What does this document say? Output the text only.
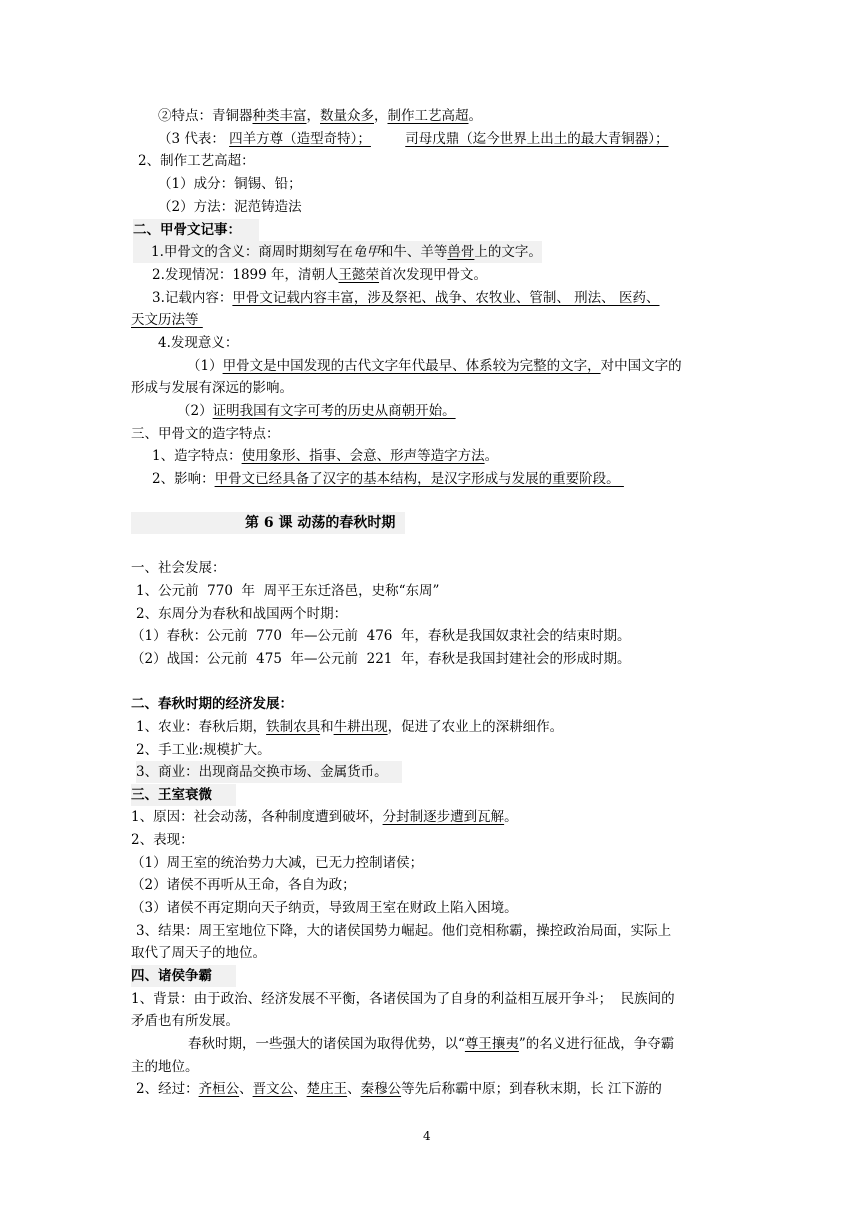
②特点：青铜器种类丰富，数量众多，制作工艺高超。
（3 代表： 四羊方尊（造型奇特）；	司母戊鼎（迄今世界上出土的最大青铜器）；
2、制作工艺高超：
（1）成分：铜锡、铅；
（2）方法：泥范铸造法
二、甲骨文记事：
1.甲骨文的含义：商周时期刻写在龟甲和牛、羊等兽骨上的文字。
2.发现情况：1899 年，清朝人王懿荣首次发现甲骨文。
3.记载内容：甲骨文记载内容丰富，涉及祭祀、战争、农牧业、管制、 刑法、 医药、
天文历法等
4.发现意义：
（1）甲骨文是中国发现的古代文字年代最早、体系较为完整的文字，对中国文字的
形成与发展有深远的影响。
（2）证明我国有文字可考的历史从商朝开始。
三、甲骨文的造字特点：
1、造字特点：使用象形、指事、会意、形声等造字方法。
2、影响：甲骨文已经具备了汉字的基本结构，是汉字形成与发展的重要阶段。
第 6 课 动荡的春秋时期
一、社会发展：
1、公元前  770  年  周平王东迁洛邑，史称“东周”
2、东周分为春秋和战国两个时期：
（1）春秋：公元前  770  年—公元前  476  年，春秋是我国奴隶社会的结束时期。
（2）战国：公元前  475  年—公元前  221  年，春秋是我国封建社会的形成时期。
二、春秋时期的经济发展：
1、农业：春秋后期，铁制农具和牛耕出现，促进了农业上的深耕细作。
2、手工业:规模扩大。
3、商业：出现商品交换市场、金属货币。
三、王室衰微
1、原因：社会动荡，各种制度遭到破坏，分封制逐步遭到瓦解。
2、表现：
（1）周王室的统治势力大减，已无力控制诸侯；
（2）诸侯不再听从王命，各自为政；
（3）诸侯不再定期向天子纳贡，导致周王室在财政上陷入困境。
3、结果：周王室地位下降，大的诸侯国势力崛起。他们竞相称霸，操控政治局面，实际上
取代了周天子的地位。
四、诸侯争霸
1、背景：由于政治、经济发展不平衡，各诸侯国为了自身的利益相互展开争斗；  民族间的
矛盾也有所发展。
春秋时期，一些强大的诸侯国为取得优势，以“尊王攘夷”的名义进行征战，争夺霸
主的地位。
2、经过：齐桓公、晋文公、楚庄王、秦穆公等先后称霸中原；到春秋末期，长 江下游的
4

== == ==

▸ What the task asks
Transcribe each entry precisely as given, leaving the pictures out.

▸ Written answer
What does this document say? Output the text only.
②特点：青铜器种类丰富，数量众多，制作工艺高超。
（3 代表： 四羊方尊（造型奇特）；	司母戊鼎（迄今世界上出土的最大青铜器）；
2、制作工艺高超：
（1）成分：铜锡、铅；
（2）方法：泥范铸造法
二、甲骨文记事：
1.甲骨文的含义：商周时期刻写在龟甲和牛、羊等兽骨上的文字。
2.发现情况：1899 年，清朝人王懿荣首次发现甲骨文。
3.记载内容：甲骨文记载内容丰富，涉及祭祀、战争、农牧业、管制、 刑法、 医药、
天文历法等
4.发现意义：
（1）甲骨文是中国发现的古代文字年代最早、体系较为完整的文字，对中国文字的
形成与发展有深远的影响。
（2）证明我国有文字可考的历史从商朝开始。
三、甲骨文的造字特点：
1、造字特点：使用象形、指事、会意、形声等造字方法。
2、影响：甲骨文已经具备了汉字的基本结构，是汉字形成与发展的重要阶段。
第 6 课 动荡的春秋时期
一、社会发展：
1、公元前  770  年  周平王东迁洛邑，史称“东周”
2、东周分为春秋和战国两个时期：
（1）春秋：公元前  770  年—公元前  476  年，春秋是我国奴隶社会的结束时期。
（2）战国：公元前  475  年—公元前  221  年，春秋是我国封建社会的形成时期。
二、春秋时期的经济发展：
1、农业：春秋后期，铁制农具和牛耕出现，促进了农业上的深耕细作。
2、手工业:规模扩大。
3、商业：出现商品交换市场、金属货币。
三、王室衰微
1、原因：社会动荡，各种制度遭到破坏，分封制逐步遭到瓦解。
2、表现：
（1）周王室的统治势力大减，已无力控制诸侯；
（2）诸侯不再听从王命，各自为政；
（3）诸侯不再定期向天子纳贡，导致周王室在财政上陷入困境。
3、结果：周王室地位下降，大的诸侯国势力崛起。他们竞相称霸，操控政治局面，实际上
取代了周天子的地位。
四、诸侯争霸
1、背景：由于政治、经济发展不平衡，各诸侯国为了自身的利益相互展开争斗；  民族间的
矛盾也有所发展。
春秋时期，一些强大的诸侯国为取得优势，以“尊王攘夷”的名义进行征战，争夺霸
主的地位。
2、经过：齐桓公、晋文公、楚庄王、秦穆公等先后称霸中原；到春秋末期，长 江下游的
4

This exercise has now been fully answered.